** START OF SOURCE EXTRACT **

On 3/2/26 14:14, Pavel Hrdina via Devel wrote:
> From: Pavel Hrdina <[email protected]>
> 
> When IOMMUFD support was introduced it incorrectly tried to lable
> `/dev/iommu` and `/dev/vfio/devices/vfioX` but they are not added to
> QEMU namespace because libvirt opens FDs and passes these FDs to QEMU.
> 
> We need to label these FDs instead.
> 
> Fixes: 7d2f91f9cb572ab95d0916bdd1a46dd198874529
> Signed-off-by: Pavel Hrdina <[email protected]>
> ---
>  src/qemu/qemu_hotplug.c          |  2 +-
>  src/qemu/qemu_process.c          | 16 ++++++++++++----
>  src/qemu/qemu_process.h          |  3 ++-
>  src/security/security_apparmor.c | 12 ------------
>  src/security/security_dac.c      | 27 ---------------------------
>  src/security/security_selinux.c  | 23 -----------------------
>  6 files changed, 15 insertions(+), 68 deletions(-)

** END OF SOURCE EXTRACT **
** START OF DATASET CONTENT **

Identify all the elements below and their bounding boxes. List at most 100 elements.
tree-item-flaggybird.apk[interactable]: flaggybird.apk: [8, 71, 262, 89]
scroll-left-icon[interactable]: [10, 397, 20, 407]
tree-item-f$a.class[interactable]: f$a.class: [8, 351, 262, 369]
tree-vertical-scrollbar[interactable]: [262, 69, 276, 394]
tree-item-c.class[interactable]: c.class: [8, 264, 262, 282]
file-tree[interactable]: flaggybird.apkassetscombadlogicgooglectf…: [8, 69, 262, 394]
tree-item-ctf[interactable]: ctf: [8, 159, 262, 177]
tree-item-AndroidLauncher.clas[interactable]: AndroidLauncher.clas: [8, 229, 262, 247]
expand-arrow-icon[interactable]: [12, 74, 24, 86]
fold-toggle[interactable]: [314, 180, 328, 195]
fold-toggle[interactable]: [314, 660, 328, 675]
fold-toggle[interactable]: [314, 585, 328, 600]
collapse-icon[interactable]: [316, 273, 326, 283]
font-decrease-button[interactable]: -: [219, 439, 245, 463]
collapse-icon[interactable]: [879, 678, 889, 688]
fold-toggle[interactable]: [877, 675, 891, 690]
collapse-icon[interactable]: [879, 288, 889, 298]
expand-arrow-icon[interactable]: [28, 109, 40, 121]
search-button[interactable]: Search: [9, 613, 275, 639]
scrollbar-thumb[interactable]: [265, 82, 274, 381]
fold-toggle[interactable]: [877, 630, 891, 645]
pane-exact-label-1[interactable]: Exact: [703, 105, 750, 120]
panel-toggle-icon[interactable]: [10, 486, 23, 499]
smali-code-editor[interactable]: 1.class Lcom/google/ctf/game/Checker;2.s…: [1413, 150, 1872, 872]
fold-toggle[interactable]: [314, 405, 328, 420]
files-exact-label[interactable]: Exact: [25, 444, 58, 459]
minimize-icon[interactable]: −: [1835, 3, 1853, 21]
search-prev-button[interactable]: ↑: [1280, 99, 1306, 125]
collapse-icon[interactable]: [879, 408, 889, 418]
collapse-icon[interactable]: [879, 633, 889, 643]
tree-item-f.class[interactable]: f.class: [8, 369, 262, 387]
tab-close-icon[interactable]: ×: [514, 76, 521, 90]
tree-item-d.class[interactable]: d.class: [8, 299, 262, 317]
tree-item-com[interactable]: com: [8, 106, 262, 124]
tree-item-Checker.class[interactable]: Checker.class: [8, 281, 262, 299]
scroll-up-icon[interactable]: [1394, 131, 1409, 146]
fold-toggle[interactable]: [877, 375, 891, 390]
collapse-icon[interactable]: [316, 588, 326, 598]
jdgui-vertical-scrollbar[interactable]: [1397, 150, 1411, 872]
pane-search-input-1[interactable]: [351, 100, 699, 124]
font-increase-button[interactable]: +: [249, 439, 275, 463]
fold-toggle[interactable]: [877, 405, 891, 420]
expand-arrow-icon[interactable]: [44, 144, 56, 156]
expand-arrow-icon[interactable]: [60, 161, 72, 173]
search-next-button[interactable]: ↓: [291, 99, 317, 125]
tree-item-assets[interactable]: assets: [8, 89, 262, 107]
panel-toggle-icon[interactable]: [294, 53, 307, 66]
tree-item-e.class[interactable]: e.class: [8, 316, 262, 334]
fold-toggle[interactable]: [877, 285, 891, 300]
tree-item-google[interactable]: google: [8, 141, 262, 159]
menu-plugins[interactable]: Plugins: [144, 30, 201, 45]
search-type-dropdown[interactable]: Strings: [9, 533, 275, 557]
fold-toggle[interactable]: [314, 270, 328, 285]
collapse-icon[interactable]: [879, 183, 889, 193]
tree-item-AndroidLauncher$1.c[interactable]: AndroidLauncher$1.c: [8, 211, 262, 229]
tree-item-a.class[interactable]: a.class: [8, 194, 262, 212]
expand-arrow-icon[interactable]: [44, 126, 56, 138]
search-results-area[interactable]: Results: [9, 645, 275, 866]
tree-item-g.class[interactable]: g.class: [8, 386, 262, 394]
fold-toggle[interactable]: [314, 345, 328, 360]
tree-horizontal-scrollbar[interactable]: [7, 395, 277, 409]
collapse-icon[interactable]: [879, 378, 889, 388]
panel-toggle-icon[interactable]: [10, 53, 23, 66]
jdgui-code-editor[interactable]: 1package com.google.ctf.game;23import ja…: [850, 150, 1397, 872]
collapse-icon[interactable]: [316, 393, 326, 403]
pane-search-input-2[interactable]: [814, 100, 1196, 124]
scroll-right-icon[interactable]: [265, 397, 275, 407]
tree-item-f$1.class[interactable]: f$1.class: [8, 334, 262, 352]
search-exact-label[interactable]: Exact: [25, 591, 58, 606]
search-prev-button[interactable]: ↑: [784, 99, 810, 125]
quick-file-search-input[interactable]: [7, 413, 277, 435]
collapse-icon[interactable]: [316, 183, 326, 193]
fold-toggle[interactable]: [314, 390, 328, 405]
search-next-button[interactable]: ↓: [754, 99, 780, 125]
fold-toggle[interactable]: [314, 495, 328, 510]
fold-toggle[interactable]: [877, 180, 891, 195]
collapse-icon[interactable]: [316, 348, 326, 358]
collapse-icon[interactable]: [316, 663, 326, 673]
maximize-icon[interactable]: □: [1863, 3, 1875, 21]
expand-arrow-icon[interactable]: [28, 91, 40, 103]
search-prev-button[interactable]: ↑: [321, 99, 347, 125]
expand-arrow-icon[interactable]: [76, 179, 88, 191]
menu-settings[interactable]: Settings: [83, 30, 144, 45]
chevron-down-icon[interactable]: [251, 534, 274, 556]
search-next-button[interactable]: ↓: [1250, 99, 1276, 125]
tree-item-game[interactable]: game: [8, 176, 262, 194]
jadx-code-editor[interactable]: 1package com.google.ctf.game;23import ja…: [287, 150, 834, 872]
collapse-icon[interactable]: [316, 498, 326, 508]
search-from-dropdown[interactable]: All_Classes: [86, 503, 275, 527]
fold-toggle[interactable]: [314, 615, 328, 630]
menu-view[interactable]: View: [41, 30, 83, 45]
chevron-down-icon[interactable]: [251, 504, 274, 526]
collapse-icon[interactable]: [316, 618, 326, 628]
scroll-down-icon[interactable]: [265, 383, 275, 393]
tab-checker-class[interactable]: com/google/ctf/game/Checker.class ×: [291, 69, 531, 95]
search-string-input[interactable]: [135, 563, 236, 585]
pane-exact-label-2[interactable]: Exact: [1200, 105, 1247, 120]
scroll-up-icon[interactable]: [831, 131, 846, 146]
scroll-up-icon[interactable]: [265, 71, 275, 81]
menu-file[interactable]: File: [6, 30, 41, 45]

** END OF DATASET CONTENT **

WRITTEN INSTRUCTION »
Which files does the patch email list as changed?

RESULT OF THE TASK »
src/qemu/qemu_hotplug.c
src/qemu/qemu_process.c
src/qemu/qemu_process.h
src/security/security_apparmor.c
src/security/security_dac.c
src/security/security_selinux.c